# [YOUR INSTRUCTIONS]
Collect every line below that contains the word "Directly".

# [WORKING DATA]
|---|
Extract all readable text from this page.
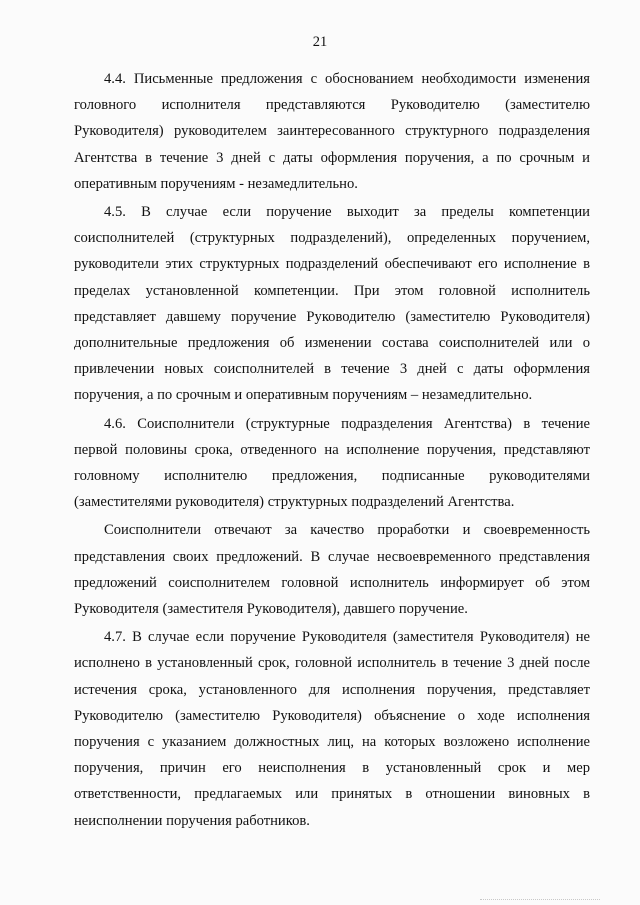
21

4.4. Письменные предложения с обоснованием необходимости изменения головного исполнителя представляются Руководителю (заместителю Руководителя) руководителем заинтересованного структурного подразделения Агентства в течение 3 дней с даты оформления поручения, а по срочным и оперативным поручениям - незамедлительно.

4.5. В случае если поручение выходит за пределы компетенции соисполнителей (структурных подразделений), определенных поручением, руководители этих структурных подразделений обеспечивают его исполнение в пределах установленной компетенции. При этом головной исполнитель представляет давшему поручение Руководителю (заместителю Руководителя) дополнительные предложения об изменении состава соисполнителей или о привлечении новых соисполнителей в течение 3 дней с даты оформления поручения, а по срочным и оперативным поручениям – незамедлительно.

4.6. Соисполнители (структурные подразделения Агентства) в течение первой половины срока, отведенного на исполнение поручения, представляют головному исполнителю предложения, подписанные руководителями (заместителями руководителя) структурных подразделений Агентства.

Соисполнители отвечают за качество проработки и своевременность представления своих предложений. В случае несвоевременного представления предложений соисполнителем головной исполнитель информирует об этом Руководителя (заместителя Руководителя), давшего поручение.

4.7. В случае если поручение Руководителя (заместителя Руководителя) не исполнено в установленный срок, головной исполнитель в течение 3 дней после истечения срока, установленного для исполнения поручения, представляет Руководителю (заместителю Руководителя) объяснение о ходе исполнения поручения с указанием должностных лиц, на которых возложено исполнение поручения, причин его неисполнения в установленный срок и мер ответственности, предлагаемых или принятых в отношении виновных в неисполнении поручения работников.
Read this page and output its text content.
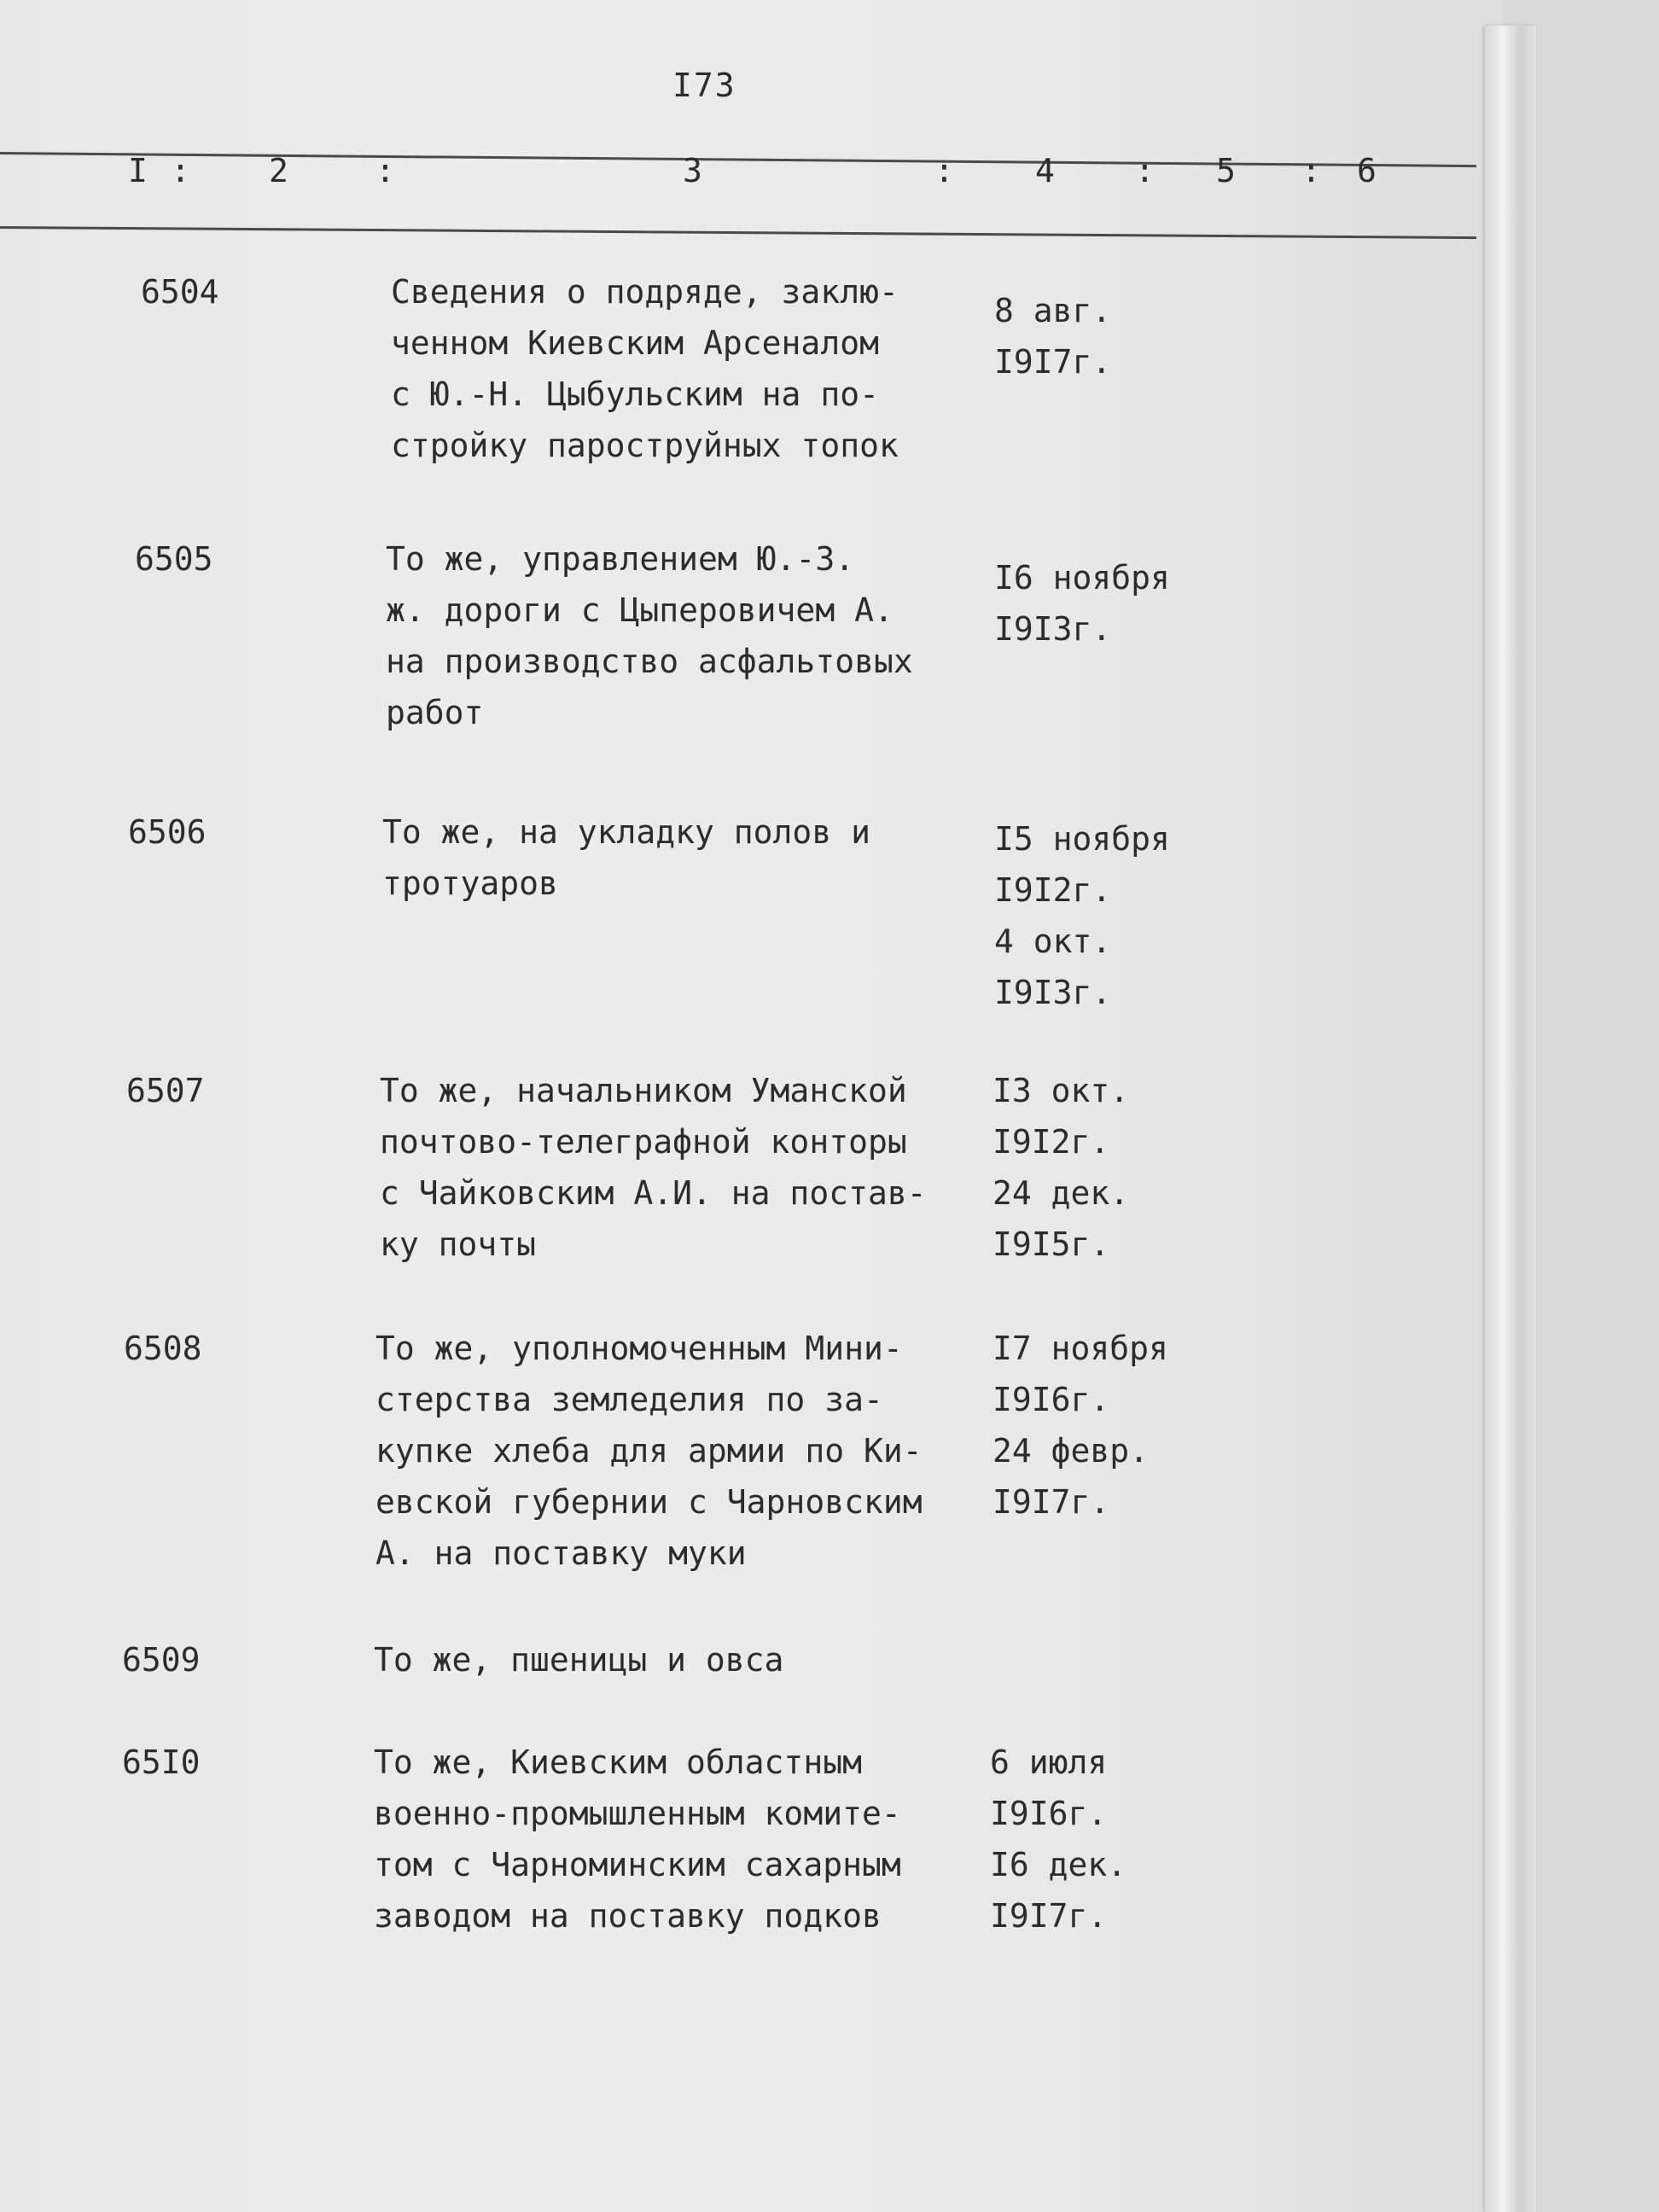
I73
I : 2	:	3	:	4 : 5 : 6
6504	Сведения о подряде, заклю-
ченном Киевским Арсеналом
с Ю.-Н. Цыбульским на по-
стройку пароструйных топок
8 авг.
I9I7г.
6505	То же, управлением Ю.-З.
ж. дороги с Цыперовичем А.
на производство асфальтовых
работ
I6 ноября
I9I3г.
6506	То же, на укладку полов и
тротуаров
I5 ноября
I9I2г.
4 окт.
I9I3г.
6507	То же, начальником Уманской
почтово-телеграфной конторы
с Чайковским А.И. на постав-
ку почты
I3 окт.
I9I2г.
24 дек.
I9I5г.
6508	То же, уполномоченным Мини-
стерства земледелия по за-
купке хлеба для армии по Ки-
евской губернии с Чарновским
А. на поставку муки
I7 ноября
I9I6г.
24 февр.
I9I7г.
6509	То же, пшеницы и овса
65I0	То же, Киевским областным
военно-промышленным комите-
том с Чарноминским сахарным
заводом на поставку подков
6 июля
I9I6г.
I6 дек.
I9I7г.
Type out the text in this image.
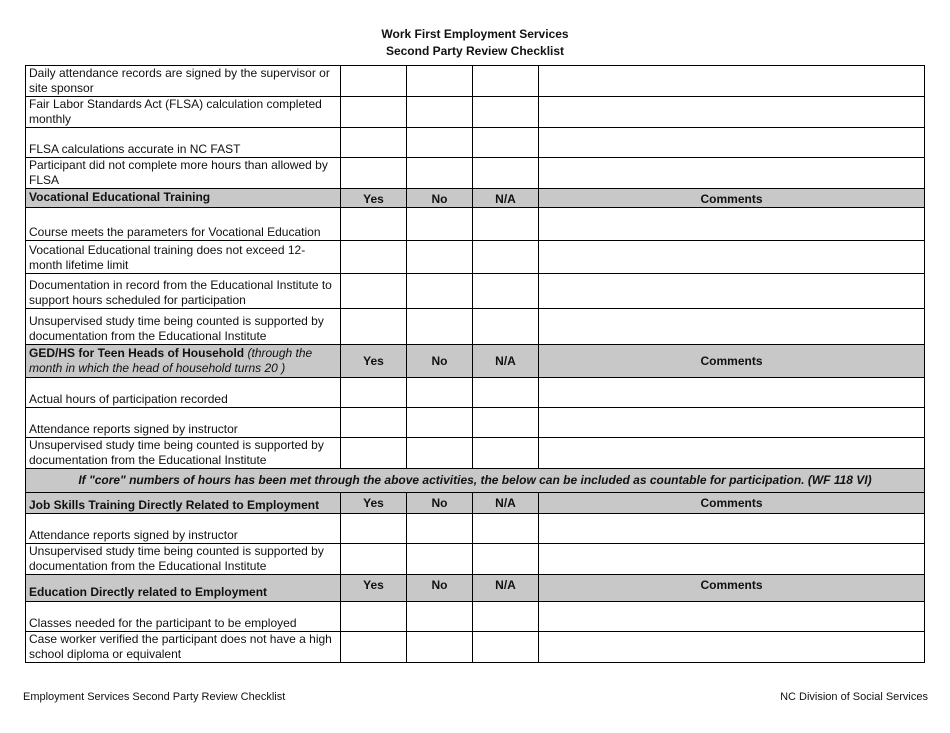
Work First Employment Services
Second Party Review Checklist
Daily attendance records are signed by the supervisor or site sponsor				
Fair Labor Standards Act (FLSA) calculation completed monthly				
FLSA calculations accurate in NC FAST				
Participant did not complete more hours than allowed by FLSA				
Vocational Educational Training	Yes	No	N/A	Comments
Course meets the parameters for Vocational Education				
Vocational Educational training does not exceed 12-month lifetime limit				
Documentation in record from the Educational Institute to support hours scheduled for participation				
Unsupervised study time being counted is supported by documentation from the Educational Institute				
GED/HS for Teen Heads of Household (through the month in which the head of household turns 20 )	Yes	No	N/A	Comments
Actual hours of participation recorded				
Attendance reports signed by instructor				
Unsupervised study time being counted is supported by documentation from the Educational Institute				
If "core" numbers of hours has been met through the above activities, the below can be included as countable for participation. (WF 118 VI)				
Job Skills Training Directly Related to Employment	Yes	No	N/A	Comments
Attendance reports signed by instructor				
Unsupervised study time being counted is supported by documentation from the Educational Institute				
Education Directly related to Employment	Yes	No	N/A	Comments
Classes needed for the participant to be employed				
Case worker verified the participant does not have a high school diploma or equivalent				
Employment Services Second Party Review Checklist	NC Division of Social Services
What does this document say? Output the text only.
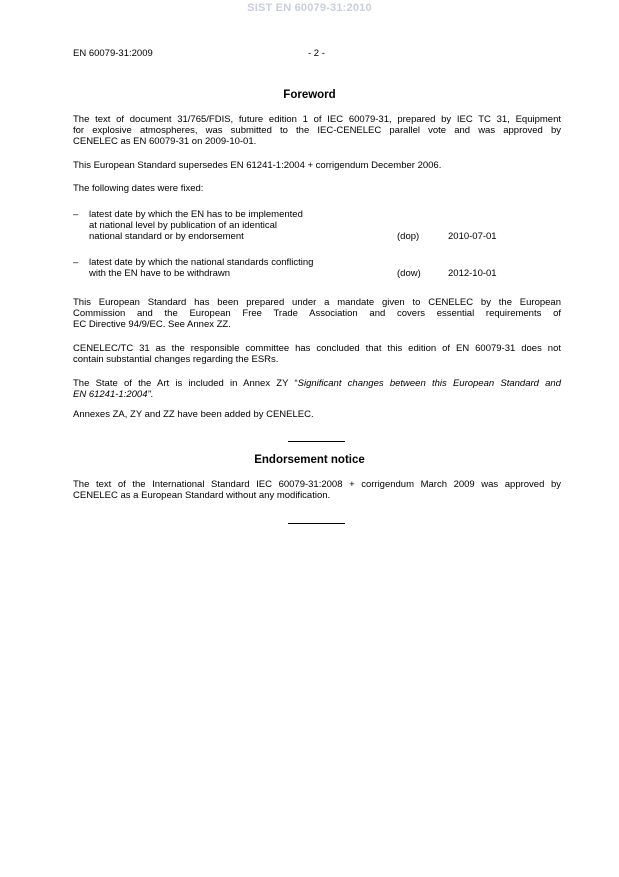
SIST EN 60079-31:2010
EN 60079-31:2009	- 2 -
Foreword
The text of document 31/765/FDIS, future edition 1 of IEC 60079-31, prepared by IEC TC 31, Equipment
for explosive atmospheres, was submitted to the IEC-CENELEC parallel vote and was approved by
CENELEC as EN 60079-31 on 2009-10-01.
This European Standard supersedes EN 61241-1:2004 + corrigendum December 2006.
The following dates were fixed:
– latest date by which the EN has to be implemented
at national level by publication of an identical
national standard or by endorsement	(dop)	2010-07-01
– latest date by which the national standards conflicting
with the EN have to be withdrawn	(dow)	2012-10-01
This European Standard has been prepared under a mandate given to CENELEC by the European
Commission and the European Free Trade Association and covers essential requirements of
EC Directive 94/9/EC. See Annex ZZ.
CENELEC/TC 31 as the responsible committee has concluded that this edition of EN 60079-31 does not
contain substantial changes regarding the ESRs.
The State of the Art is included in Annex ZY “Significant changes between this European Standard and
EN 61241-1:2004".
Annexes ZA, ZY and ZZ have been added by CENELEC.
Endorsement notice
The text of the International Standard IEC 60079-31:2008 + corrigendum March 2009 was approved by
CENELEC as a European Standard without any modification.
|---|
# [FINAL RESULT]
Job Skills Training Directly Related to Employment	Yes	No	N/A	Comments
Education Directly related to Employment	Yes	No	N/A	Comments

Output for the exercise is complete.